* **Some records**:
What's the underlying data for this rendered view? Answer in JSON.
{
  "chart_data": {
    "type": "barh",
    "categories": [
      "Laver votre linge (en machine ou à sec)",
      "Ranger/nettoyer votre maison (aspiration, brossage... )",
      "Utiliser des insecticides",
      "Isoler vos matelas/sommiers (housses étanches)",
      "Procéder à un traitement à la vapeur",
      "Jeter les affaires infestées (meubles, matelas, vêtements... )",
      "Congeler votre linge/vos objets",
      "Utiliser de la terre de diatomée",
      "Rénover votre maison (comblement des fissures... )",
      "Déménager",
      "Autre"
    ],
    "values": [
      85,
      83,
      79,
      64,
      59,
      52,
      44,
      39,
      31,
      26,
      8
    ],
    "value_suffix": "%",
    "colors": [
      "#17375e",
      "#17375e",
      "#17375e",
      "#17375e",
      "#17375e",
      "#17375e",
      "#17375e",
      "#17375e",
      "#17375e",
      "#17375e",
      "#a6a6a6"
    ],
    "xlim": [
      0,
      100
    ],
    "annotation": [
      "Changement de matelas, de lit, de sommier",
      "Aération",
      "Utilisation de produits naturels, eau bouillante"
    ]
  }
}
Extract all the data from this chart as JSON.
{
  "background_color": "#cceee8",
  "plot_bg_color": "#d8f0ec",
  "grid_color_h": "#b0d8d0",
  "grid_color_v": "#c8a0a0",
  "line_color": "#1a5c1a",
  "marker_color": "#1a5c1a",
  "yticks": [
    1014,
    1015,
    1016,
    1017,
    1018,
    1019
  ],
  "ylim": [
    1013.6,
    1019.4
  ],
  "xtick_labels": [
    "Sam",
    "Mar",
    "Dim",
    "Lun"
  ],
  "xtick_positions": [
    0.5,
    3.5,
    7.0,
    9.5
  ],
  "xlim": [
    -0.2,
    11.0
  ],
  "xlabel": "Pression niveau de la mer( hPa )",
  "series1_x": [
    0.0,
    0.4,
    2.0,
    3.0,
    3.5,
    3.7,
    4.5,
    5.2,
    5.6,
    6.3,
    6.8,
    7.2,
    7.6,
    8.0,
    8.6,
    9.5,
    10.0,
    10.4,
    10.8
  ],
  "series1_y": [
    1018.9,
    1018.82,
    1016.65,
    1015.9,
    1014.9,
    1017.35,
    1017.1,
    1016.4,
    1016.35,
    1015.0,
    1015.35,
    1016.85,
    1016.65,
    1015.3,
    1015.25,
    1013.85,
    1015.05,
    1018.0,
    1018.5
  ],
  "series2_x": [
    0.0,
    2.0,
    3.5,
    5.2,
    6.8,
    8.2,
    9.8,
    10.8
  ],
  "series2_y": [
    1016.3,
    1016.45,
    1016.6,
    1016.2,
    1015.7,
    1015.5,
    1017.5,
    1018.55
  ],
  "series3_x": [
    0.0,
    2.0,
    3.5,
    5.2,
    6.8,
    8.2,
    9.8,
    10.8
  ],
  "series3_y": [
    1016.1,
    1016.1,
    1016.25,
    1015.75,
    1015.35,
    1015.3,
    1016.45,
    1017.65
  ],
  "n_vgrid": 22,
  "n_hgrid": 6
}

* **Objective**:
Write only the number of lines in the records that include the word "matelas".

* **Solution to this task**:
3